[TASK]:
Read the records and gather each line that includes "steel".

::::::::::

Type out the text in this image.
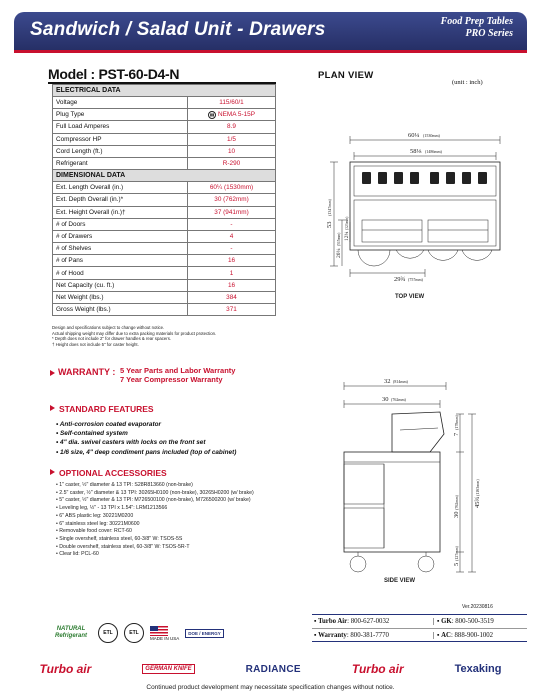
Sandwich / Salad Unit - Drawers	Food Prep Tables
PRO Series
Model : PST-60-D4-N
ELECTRICAL DATA	
Voltage	115/60/1
Plug Type	▮▮ NEMA 5-15P

Full Load Amperes	8.9
Compressor HP	1/5
Cord Length (ft.)	10
Refrigerant	R-290
DIMENSIONAL DATA	
Ext. Length Overall (in.)	60¼ (1530mm)
Ext. Depth Overall (in.)*	30 (762mm)
Ext. Height Overall (in.)†	37 (941mm)
# of Doors	-
# of Drawers	4
# of Shelves	-
# of Pans	16
# of Hood	1
Net Capacity (cu. ft.)	16
Net Weight (lbs.)	384
Gross Weight (lbs.)	371
Design and specifications subject to change without notice.
Actual shipping weight may differ due to extra packing materials for product protection.
* Depth does not include 2" for drawer handles & rear spacers.
† Height does not include 5" for caster height.
WARRANTY : 5 Year Parts and Labor Warranty
7 Year Compressor Warranty
STANDARD FEATURES
• Anti-corrosion coated evaporator
• Self-contained system
• 4" dia. swivel casters with locks on the front set
• 1/6 size, 4" deep condiment pans included (top of cabinet)
OPTIONAL ACCESSORIES
• 1" caster, ½" diameter & 13 TPI: S28R813660 (non-brake)
• 2.5" caster, ½" diameter & 13 TPI: 30265H0100 (non-brake), 30265H0200 (w/ brake)
• 5" caster, ½" diameter & 13 TPI: M726500100 (non-brake), M726500200 (w/ brake)
• Leveling leg, ½" - 13 TPI x 1.54": LRM1213566
• 6" ABS plastic leg: 30221M0200
• 6" stainless steel leg: 30221M0600
• Removable food cover: RCT-60
• Single overshelf, stainless steel, 60-3/8" W: TSOS-5S
• Double overshelf, stainless steel, 60-3/8" W: TSOS-5R-T
• Clear lid: PCL-60
PLAN VIEW
(unit : inch)
60¼ (1530mm)
58⅛ (1486mm)
29¾ (757mm)
53
(1347mm)
20¼
(515mm) 12¾
(323mm)
TOP VIEW
32 (814mm)
30 (762mm)
7
(178mm)
30
(762mm)
5
(127mm)
45¾
(1163mm)
SIDE VIEW
Ver.20230816
NATURAL Refrigerant	ETL	ETL
MADE IN USA
DOE / ENERGY
▪ Turbo Air: 800-627-0032	▪ GK: 800-500-3519
▪ Warranty: 800-381-7770	▪ AC: 888-900-1002
Turbo air	GERMAN KNIFE	RADIANCE	Turbo air	Texaking
Continued product development may necessitate specification changes without notice.
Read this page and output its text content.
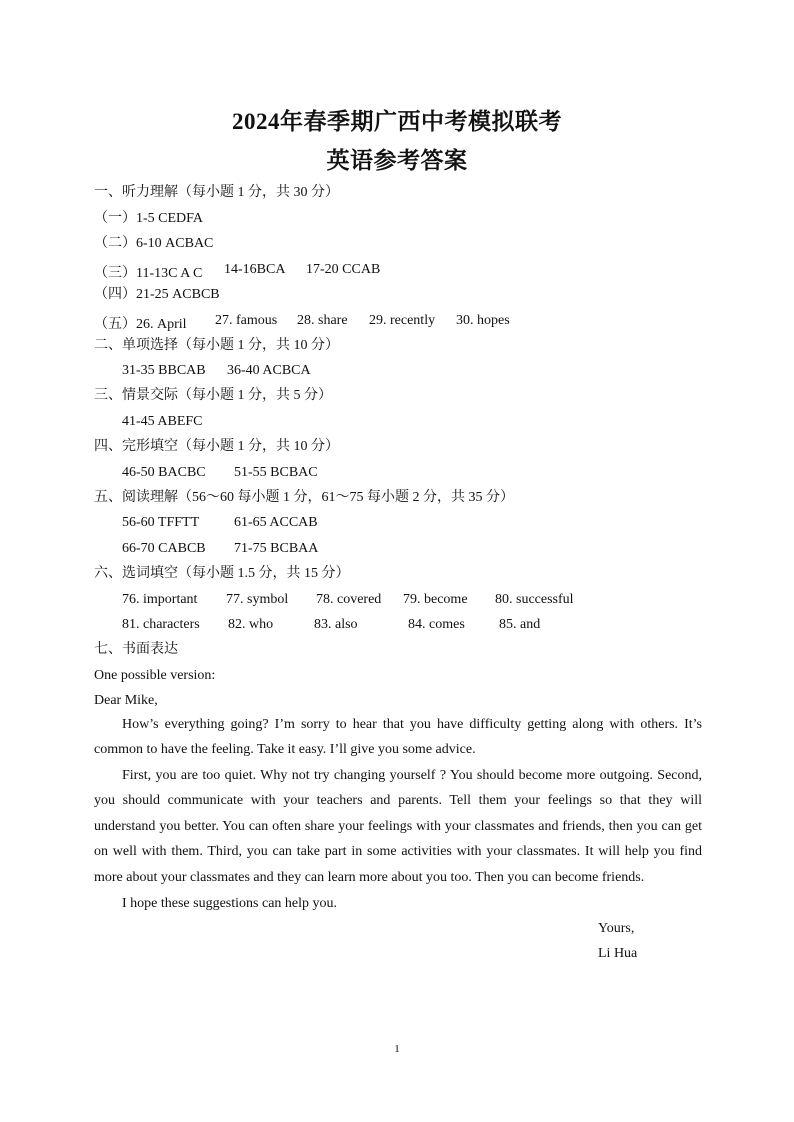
2024年春季期广西中考模拟联考
英语参考答案
一、听力理解（每小题 1 分，共 30 分）
（一）1-5 CEDFA
（二）6-10 ACBAC
（三）11-13C A C 14-16BCA 17-20 CCAB
（四）21-25 ACBCB
（五）26. April 27. famous 28. share 29. recently 30. hopes
二、单项选择（每小题 1 分，共 10 分）
31-35 BBCAB 36-40 ACBCA
三、情景交际（每小题 1 分，共 5 分）
41-45 ABEFC
四、完形填空（每小题 1 分，共 10 分）
46-50 BACBC 51-55 BCBAC
五、阅读理解（56～60 每小题 1 分，61～75 每小题 2 分，共 35 分）
56-60 TFFTT 61-65 ACCAB
66-70 CABCB 71-75 BCBAA
六、选词填空（每小题 1.5 分，共 15 分）
76. important 77. symbol 78. covered 79. become 80. successful
81. characters 82. who	83. also	84. comes 85. and
七、书面表达
One possible version:
Dear Mike,
How’s everything going? I’m sorry to hear that you have difficulty getting along with others. It’s common to have the feeling. Take it easy. I’ll give you some advice.
First, you are too quiet. Why not try changing yourself ? You should become more outgoing. Second, you should communicate with your teachers and parents. Tell them your feelings so that they will understand you better. You can often share your feelings with your classmates and friends, then you can get on well with them. Third, you can take part in some activities with your classmates. It will help you find more about your classmates and they can learn more about you too. Then you can become friends.
I hope these suggestions can help you.
Yours,
Li Hua
1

::::::::::

[TASK OUTPUT]:
• 6" stainless steel leg: 30221M0600
• Single overshelf, stainless steel, 60-3/8" W: TSOS-5S
• Double overshelf, stainless steel, 60-3/8" W: TSOS-5R-T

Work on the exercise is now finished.